- _WORK TO COMPLETE_
Find the lines holding the string "Invalid" in the data, then copy all of them.
----------------
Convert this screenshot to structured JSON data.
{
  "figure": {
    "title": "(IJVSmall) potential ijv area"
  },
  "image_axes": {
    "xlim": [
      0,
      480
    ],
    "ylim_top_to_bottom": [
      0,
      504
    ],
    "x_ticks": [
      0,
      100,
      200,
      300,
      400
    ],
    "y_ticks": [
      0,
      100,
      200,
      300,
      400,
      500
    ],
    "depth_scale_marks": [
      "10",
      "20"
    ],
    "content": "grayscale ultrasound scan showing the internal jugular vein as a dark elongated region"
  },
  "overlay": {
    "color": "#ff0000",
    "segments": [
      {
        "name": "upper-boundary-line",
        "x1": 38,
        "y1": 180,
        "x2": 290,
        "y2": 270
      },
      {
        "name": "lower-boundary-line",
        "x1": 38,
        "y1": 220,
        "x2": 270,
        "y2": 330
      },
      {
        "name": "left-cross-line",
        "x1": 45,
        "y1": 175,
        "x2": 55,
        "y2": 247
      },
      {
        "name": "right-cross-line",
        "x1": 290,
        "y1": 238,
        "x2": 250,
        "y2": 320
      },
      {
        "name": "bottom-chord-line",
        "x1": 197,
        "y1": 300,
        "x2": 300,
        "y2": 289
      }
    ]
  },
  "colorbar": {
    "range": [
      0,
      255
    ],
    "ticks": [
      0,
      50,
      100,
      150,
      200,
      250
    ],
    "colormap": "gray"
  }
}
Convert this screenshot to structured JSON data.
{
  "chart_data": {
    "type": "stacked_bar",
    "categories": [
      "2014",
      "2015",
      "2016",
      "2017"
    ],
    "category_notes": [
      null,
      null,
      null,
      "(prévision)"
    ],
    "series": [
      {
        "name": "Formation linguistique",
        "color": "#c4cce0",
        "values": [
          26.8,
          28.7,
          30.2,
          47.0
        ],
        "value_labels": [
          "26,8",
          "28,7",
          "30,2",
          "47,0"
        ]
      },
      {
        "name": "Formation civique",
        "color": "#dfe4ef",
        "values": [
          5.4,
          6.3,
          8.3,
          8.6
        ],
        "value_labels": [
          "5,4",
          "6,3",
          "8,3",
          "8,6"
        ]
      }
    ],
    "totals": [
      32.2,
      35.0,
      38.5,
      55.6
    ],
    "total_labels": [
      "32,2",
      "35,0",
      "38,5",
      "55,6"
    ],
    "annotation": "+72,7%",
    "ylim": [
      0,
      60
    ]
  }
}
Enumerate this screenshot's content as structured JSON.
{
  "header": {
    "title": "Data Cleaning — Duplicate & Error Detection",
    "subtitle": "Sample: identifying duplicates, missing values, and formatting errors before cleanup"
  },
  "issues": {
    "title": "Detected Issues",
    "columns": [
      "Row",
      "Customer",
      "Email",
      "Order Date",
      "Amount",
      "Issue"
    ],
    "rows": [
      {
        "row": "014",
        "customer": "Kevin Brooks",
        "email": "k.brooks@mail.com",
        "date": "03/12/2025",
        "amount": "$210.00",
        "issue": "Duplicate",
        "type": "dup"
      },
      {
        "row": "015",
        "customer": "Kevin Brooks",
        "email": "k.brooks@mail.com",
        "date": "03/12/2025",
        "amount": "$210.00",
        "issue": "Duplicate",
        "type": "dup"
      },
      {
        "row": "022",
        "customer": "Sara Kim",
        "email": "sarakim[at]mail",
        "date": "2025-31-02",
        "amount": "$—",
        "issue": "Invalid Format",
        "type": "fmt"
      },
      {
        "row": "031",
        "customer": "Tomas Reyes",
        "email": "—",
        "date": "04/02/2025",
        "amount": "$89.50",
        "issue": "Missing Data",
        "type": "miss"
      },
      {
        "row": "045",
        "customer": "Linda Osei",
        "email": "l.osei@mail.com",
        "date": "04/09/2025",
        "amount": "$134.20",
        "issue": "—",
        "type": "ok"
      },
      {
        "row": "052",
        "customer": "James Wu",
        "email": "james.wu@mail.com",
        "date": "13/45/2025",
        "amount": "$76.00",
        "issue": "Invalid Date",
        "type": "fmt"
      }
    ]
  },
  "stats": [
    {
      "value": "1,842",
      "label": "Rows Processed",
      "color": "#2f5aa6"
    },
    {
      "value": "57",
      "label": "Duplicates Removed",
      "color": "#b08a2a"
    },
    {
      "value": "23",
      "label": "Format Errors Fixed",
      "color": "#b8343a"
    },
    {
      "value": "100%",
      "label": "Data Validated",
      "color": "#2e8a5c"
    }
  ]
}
----------------
- _RESULT_
        "issue": "Invalid Format",
        "issue": "Invalid Date",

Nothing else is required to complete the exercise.